To be done
Below is a block of records. Copy every line in it that contains the word "with".

Extracted data entries:
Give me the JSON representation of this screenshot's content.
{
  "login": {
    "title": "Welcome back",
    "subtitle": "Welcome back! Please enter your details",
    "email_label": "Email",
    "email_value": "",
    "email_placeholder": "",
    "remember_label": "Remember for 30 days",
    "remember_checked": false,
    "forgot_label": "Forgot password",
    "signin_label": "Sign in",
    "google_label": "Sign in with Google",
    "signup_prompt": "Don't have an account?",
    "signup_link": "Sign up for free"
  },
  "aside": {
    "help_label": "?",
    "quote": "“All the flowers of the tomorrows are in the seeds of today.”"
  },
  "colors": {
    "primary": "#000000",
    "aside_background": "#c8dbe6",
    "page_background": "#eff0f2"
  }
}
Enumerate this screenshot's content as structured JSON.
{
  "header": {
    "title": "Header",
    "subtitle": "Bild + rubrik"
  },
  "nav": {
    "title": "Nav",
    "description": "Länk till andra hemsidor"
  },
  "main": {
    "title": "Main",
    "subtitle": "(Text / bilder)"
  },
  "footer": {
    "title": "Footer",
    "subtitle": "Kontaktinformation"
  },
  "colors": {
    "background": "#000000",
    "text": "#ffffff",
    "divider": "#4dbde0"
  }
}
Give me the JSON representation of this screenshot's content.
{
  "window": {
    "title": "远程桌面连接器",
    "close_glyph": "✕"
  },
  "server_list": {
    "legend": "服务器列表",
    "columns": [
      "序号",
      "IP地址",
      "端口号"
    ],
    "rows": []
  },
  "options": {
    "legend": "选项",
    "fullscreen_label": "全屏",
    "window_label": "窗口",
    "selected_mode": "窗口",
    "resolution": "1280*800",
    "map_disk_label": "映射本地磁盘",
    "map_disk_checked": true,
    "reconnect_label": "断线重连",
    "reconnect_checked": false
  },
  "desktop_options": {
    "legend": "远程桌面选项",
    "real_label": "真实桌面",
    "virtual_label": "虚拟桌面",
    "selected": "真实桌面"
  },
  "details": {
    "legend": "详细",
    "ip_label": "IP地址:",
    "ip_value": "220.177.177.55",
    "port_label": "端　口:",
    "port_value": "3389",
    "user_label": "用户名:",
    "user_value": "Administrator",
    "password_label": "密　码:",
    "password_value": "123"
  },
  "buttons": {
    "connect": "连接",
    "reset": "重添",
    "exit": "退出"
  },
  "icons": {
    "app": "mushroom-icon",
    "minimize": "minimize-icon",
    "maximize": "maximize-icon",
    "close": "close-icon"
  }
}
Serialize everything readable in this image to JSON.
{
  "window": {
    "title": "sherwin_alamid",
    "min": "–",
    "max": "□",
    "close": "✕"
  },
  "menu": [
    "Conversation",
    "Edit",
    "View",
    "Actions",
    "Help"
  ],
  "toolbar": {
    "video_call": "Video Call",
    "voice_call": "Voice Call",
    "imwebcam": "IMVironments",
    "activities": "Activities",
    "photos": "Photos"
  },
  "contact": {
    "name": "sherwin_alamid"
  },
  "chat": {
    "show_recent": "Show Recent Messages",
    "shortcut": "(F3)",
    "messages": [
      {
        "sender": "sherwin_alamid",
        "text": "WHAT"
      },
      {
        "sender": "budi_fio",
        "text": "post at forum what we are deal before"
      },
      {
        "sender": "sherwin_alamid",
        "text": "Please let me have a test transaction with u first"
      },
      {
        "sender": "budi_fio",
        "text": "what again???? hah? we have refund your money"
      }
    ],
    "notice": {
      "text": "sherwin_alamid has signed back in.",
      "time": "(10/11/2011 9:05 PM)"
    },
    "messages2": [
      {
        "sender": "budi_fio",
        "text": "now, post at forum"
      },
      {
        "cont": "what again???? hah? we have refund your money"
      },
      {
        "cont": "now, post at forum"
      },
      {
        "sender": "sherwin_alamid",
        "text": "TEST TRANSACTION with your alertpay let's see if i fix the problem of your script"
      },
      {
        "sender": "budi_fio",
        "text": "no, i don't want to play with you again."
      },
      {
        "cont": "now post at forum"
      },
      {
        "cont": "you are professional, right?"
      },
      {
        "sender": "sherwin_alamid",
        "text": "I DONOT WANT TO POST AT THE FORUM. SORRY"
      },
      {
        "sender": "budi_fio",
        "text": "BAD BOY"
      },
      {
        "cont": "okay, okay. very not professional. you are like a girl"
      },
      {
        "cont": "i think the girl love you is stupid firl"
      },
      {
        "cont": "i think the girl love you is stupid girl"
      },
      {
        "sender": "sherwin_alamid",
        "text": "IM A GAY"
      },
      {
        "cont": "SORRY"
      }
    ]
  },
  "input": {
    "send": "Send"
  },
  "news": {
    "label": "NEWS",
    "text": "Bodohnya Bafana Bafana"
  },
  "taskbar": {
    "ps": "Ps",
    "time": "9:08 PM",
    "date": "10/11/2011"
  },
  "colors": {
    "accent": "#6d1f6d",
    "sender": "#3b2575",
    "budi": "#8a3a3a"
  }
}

Response for this exercise
    "google_label": "Sign in with Google",
        "text": "Please let me have a test transaction with u first"
        "text": "TEST TRANSACTION with your alertpay let's see if i fix the problem of your script"
        "text": "no, i don't want to play with you again."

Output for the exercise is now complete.